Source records
* * * *

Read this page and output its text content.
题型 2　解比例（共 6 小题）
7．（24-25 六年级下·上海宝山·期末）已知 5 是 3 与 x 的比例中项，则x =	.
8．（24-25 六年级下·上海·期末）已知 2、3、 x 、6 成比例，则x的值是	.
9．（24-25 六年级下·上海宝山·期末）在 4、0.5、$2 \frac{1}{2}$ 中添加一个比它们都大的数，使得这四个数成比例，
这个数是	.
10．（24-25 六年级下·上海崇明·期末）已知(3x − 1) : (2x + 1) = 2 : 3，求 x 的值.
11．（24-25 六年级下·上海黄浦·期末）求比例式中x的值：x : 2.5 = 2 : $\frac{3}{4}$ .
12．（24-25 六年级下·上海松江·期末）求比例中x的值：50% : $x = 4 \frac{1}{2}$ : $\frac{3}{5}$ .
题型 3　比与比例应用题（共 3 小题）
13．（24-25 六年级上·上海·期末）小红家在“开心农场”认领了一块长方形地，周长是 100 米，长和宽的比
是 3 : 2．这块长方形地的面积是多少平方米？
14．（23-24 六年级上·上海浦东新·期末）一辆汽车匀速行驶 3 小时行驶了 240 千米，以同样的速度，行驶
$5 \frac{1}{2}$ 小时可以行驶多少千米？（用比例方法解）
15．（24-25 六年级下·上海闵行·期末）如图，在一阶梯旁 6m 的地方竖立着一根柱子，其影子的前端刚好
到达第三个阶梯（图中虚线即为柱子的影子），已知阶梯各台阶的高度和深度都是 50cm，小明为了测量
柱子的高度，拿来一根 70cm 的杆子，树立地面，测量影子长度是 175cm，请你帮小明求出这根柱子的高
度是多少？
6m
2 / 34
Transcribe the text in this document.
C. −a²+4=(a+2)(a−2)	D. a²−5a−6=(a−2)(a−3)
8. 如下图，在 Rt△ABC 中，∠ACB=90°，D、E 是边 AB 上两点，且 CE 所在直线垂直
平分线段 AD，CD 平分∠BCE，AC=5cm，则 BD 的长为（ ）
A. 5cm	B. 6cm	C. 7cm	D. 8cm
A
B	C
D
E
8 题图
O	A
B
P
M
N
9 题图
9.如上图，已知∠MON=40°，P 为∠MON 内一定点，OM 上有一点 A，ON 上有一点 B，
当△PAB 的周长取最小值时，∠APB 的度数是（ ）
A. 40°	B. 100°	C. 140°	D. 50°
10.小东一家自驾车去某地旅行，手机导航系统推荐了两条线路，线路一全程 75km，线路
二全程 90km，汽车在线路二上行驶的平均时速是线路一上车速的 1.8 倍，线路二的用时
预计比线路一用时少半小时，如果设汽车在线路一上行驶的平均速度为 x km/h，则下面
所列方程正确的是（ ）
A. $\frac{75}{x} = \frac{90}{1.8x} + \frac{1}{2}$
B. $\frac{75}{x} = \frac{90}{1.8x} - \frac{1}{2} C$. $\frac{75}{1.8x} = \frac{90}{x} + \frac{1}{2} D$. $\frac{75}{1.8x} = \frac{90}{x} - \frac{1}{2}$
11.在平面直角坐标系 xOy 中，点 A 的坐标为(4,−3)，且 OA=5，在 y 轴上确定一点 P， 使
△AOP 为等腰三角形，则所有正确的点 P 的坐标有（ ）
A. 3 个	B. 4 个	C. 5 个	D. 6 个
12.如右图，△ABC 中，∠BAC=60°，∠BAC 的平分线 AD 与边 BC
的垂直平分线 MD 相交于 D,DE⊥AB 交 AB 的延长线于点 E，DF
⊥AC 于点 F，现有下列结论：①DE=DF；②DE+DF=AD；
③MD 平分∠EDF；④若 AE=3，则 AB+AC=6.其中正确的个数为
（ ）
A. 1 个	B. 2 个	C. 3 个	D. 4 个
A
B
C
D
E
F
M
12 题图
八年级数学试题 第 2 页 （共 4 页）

* * * *

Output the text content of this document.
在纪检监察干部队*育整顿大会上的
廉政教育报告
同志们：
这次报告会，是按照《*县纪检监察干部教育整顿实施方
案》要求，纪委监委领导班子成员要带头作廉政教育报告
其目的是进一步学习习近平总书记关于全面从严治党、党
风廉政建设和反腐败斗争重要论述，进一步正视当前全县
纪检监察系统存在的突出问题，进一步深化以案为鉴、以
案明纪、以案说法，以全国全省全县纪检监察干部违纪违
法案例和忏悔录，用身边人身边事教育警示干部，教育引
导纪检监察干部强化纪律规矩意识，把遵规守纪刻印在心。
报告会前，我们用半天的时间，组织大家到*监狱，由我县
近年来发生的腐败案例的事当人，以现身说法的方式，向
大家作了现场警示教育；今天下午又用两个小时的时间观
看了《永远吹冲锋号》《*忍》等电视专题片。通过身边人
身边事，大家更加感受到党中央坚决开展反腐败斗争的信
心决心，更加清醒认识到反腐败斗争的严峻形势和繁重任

* * * *

WRITTEN INSTRUCTION
Your answer should be only the number of lines that hold the word "content".

ANSWER BELOW
2